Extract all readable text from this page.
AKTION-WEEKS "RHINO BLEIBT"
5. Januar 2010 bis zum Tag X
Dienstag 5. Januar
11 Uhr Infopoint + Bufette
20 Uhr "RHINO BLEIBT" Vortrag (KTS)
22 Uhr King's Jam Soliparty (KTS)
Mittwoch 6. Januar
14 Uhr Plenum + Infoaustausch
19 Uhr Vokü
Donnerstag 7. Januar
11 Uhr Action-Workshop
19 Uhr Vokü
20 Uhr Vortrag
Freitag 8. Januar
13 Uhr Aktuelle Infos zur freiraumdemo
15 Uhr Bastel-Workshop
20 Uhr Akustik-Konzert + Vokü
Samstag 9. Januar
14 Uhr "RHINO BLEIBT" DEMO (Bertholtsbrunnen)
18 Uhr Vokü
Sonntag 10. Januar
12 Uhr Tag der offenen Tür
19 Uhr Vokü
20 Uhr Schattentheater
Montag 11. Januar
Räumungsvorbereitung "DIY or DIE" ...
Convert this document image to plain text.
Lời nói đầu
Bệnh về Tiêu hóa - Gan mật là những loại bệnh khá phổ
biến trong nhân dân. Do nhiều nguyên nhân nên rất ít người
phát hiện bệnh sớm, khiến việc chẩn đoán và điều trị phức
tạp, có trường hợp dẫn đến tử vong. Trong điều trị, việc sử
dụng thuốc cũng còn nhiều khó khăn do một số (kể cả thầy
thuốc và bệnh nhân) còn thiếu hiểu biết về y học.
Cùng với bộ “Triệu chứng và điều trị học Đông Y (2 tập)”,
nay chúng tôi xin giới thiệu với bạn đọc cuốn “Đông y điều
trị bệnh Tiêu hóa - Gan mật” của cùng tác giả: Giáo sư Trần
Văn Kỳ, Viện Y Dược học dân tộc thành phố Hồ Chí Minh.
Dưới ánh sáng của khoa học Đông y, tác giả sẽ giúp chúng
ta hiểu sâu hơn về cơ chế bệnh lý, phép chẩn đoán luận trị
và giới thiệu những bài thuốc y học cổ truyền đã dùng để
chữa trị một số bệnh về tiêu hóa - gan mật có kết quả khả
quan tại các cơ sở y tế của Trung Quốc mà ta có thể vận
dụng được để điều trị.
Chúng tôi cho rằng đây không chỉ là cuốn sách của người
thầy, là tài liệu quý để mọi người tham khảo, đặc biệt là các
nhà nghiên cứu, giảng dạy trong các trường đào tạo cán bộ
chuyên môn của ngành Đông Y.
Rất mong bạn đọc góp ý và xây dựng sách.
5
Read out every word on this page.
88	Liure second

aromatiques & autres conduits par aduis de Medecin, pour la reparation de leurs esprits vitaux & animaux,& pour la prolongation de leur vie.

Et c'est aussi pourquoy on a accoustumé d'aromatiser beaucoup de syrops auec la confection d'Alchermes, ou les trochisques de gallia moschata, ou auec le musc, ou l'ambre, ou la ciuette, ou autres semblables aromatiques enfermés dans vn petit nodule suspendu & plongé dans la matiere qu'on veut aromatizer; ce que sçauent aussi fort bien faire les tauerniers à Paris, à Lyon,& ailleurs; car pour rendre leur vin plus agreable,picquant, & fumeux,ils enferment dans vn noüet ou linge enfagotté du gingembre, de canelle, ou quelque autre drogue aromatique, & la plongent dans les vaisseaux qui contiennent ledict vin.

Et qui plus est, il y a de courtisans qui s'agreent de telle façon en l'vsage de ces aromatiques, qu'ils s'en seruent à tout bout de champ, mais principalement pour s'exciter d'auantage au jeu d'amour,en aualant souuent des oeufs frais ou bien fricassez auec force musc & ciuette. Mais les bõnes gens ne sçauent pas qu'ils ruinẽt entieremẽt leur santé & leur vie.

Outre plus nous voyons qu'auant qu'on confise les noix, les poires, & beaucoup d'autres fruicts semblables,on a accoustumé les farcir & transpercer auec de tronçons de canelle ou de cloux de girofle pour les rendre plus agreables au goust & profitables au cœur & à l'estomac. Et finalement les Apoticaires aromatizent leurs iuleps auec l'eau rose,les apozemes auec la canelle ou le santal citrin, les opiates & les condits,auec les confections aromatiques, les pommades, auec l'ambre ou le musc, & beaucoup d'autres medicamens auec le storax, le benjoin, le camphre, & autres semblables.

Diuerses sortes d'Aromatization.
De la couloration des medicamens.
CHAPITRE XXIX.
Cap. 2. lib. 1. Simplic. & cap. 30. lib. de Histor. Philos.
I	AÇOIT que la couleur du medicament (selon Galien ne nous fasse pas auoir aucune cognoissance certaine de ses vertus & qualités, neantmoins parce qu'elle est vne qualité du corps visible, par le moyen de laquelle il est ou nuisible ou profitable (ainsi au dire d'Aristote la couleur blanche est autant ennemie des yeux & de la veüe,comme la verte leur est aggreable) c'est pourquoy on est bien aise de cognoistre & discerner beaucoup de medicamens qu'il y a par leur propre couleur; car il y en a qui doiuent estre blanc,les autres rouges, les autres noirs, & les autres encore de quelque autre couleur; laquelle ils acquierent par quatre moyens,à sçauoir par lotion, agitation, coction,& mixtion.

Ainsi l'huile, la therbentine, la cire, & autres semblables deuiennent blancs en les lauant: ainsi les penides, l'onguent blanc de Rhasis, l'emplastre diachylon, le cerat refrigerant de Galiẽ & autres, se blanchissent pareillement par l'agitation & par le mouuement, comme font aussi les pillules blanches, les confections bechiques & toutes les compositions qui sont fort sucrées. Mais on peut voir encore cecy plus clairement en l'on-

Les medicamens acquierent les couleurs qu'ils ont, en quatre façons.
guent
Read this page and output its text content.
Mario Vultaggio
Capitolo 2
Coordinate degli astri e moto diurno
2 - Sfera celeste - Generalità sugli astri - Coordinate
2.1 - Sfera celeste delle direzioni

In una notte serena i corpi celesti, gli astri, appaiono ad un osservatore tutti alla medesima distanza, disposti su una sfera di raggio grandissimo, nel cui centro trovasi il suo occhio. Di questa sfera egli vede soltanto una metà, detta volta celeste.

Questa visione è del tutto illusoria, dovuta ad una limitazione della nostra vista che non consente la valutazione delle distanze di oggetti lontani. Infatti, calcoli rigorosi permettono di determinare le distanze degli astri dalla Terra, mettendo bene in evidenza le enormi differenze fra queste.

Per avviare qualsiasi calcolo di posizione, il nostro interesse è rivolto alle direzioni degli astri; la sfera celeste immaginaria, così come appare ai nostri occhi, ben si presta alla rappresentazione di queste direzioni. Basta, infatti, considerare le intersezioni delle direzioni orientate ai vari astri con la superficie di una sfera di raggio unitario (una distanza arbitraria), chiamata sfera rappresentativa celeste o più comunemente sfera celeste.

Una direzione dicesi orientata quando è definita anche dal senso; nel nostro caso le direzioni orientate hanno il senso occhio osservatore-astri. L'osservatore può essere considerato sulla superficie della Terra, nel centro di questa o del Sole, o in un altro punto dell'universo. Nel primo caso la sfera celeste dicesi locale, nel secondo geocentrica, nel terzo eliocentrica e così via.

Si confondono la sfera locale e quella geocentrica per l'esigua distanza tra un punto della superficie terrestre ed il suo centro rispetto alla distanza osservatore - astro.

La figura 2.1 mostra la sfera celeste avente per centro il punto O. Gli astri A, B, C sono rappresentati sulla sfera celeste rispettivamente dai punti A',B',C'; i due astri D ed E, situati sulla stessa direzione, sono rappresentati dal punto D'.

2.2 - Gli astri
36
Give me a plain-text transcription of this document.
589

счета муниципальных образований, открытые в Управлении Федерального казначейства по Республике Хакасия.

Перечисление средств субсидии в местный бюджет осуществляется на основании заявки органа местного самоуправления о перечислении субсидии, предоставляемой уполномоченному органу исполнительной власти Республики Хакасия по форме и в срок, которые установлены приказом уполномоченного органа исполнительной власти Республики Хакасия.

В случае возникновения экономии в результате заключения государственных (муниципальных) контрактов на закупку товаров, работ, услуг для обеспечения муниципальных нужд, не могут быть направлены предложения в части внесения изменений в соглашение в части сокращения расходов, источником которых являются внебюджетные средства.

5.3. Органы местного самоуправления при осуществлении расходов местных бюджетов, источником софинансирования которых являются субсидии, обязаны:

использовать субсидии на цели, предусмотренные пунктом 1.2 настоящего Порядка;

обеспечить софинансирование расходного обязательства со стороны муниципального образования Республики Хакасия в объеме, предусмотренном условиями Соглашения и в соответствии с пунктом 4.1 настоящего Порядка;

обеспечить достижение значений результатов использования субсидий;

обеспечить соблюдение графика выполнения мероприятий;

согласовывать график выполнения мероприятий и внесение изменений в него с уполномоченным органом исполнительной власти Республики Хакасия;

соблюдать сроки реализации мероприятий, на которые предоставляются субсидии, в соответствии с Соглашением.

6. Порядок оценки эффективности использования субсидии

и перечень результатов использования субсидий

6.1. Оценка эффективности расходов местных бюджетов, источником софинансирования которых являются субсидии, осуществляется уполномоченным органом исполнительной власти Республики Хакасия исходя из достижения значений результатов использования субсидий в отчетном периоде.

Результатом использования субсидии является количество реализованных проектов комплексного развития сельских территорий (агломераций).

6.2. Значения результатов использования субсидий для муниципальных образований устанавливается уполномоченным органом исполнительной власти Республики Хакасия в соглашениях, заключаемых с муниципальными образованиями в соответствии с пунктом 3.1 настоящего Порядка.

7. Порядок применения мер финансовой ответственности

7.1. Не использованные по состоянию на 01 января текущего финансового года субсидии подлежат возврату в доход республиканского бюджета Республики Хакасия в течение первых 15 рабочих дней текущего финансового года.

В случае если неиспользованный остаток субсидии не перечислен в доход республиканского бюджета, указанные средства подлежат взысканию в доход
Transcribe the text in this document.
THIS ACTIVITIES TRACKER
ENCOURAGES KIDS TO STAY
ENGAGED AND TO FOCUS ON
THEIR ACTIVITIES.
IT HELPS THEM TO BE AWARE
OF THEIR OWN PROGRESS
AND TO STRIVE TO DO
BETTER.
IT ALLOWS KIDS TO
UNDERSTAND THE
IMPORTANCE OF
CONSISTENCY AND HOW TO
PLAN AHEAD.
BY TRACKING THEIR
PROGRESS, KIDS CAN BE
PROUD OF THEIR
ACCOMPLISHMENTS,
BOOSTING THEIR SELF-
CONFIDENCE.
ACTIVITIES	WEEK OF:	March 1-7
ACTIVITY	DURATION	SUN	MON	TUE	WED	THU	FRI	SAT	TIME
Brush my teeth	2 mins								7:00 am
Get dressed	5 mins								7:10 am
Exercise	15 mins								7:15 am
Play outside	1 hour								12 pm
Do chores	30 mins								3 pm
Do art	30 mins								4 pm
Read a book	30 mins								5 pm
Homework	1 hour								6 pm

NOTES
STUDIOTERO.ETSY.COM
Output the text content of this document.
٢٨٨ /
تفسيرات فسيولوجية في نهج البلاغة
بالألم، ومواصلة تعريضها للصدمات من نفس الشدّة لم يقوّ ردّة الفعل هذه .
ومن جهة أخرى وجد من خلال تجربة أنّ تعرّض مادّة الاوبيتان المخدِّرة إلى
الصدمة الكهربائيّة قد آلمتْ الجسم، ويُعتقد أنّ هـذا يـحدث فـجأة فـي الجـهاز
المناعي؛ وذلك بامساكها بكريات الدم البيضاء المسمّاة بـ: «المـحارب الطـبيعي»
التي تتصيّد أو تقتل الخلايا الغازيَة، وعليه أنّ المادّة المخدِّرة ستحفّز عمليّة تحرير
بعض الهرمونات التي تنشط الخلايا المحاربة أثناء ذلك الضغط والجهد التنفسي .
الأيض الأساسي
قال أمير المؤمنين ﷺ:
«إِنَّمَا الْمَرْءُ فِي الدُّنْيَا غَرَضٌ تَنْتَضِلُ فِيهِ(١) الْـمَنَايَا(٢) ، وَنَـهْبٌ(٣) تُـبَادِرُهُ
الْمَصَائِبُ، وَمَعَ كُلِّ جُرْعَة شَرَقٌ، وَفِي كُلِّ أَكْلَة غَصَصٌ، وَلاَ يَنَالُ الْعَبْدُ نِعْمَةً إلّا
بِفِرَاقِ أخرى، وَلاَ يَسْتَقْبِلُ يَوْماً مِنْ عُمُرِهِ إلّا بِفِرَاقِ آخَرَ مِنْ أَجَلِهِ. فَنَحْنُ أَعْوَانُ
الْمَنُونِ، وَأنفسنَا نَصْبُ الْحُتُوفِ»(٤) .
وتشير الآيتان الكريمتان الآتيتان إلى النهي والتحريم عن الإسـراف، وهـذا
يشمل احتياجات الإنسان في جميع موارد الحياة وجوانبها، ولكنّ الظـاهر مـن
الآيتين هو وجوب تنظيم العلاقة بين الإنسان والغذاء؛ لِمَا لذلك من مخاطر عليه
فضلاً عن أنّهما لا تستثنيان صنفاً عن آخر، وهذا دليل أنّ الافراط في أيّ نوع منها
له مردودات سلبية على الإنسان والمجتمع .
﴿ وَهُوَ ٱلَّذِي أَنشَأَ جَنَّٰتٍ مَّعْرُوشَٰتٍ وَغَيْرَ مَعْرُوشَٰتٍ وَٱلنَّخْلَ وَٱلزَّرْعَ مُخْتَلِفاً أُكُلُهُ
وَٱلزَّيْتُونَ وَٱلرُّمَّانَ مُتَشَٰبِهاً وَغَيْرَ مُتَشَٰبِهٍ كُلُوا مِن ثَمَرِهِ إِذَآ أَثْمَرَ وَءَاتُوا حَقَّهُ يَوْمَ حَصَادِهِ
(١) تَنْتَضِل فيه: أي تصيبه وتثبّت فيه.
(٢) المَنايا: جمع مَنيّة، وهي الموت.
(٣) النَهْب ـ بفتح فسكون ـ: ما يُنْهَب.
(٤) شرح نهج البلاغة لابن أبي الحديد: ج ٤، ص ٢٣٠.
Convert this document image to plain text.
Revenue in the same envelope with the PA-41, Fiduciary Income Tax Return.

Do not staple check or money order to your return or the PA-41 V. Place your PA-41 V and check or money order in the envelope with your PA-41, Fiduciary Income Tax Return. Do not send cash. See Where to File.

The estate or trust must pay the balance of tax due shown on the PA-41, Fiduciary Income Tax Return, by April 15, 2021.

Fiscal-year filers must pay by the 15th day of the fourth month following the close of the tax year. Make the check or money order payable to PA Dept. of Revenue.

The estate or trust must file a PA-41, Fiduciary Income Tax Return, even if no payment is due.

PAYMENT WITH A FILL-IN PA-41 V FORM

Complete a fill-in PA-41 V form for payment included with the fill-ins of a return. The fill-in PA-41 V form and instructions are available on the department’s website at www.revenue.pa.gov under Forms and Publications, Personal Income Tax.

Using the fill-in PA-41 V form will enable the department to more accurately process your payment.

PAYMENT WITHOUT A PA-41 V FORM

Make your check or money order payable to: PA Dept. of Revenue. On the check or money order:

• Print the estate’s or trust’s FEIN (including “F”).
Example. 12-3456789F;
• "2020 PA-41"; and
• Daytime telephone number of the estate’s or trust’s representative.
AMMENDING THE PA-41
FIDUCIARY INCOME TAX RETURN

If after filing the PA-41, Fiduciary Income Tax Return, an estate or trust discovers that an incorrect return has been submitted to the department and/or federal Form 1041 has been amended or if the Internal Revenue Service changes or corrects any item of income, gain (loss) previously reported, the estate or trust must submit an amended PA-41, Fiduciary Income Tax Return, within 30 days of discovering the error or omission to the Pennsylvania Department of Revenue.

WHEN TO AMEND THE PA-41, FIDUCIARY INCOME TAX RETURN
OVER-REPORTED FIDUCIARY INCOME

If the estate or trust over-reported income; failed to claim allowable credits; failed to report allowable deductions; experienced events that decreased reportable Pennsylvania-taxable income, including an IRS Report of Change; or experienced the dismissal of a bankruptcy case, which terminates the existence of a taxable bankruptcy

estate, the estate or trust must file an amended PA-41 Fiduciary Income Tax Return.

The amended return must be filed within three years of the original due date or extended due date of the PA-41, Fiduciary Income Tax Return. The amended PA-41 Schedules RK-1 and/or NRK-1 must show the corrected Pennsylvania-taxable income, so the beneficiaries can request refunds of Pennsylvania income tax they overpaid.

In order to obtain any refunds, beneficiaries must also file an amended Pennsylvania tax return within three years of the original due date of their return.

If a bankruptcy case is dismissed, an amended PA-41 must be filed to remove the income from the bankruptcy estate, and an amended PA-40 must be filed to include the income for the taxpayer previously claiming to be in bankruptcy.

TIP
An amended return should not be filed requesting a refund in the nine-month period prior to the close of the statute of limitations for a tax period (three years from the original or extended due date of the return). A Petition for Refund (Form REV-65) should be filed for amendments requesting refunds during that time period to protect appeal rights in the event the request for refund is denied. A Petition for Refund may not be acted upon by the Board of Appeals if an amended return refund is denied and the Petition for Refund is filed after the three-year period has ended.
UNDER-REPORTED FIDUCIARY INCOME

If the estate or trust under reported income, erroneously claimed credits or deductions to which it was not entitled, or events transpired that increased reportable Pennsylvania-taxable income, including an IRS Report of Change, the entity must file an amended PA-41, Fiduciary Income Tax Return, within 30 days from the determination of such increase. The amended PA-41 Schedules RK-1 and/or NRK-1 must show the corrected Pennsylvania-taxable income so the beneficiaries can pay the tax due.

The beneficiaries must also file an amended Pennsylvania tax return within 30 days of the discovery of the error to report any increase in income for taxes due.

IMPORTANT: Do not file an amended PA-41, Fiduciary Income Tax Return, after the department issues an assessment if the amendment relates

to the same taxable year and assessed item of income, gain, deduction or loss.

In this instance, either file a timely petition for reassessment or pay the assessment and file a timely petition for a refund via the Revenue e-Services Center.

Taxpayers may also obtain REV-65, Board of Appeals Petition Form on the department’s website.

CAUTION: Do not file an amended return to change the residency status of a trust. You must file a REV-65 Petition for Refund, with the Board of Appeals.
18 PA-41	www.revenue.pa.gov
_ _ _ _
» **EXERCISE**
Collect every line with the string "которых" from the records, and copy each.

» **TASK RESPONSE**
В случае возникновения экономии в результате заключения государственных (муниципальных) контрактов на закупку товаров, работ, услуг для обеспечения муниципальных нужд, не могут быть направлены предложения в части внесения изменений в соглашение в части сокращения расходов, источником которых являются внебюджетные средства.
5.3. Органы местного самоуправления при осуществлении расходов местных бюджетов, источником софинансирования которых являются субсидии, обязаны:
6.1. Оценка эффективности расходов местных бюджетов, источником софинансирования которых являются субсидии, осуществляется уполномоченным органом исполнительной власти Республики Хакасия исходя из достижения значений результатов использования субсидий в отчетном периоде.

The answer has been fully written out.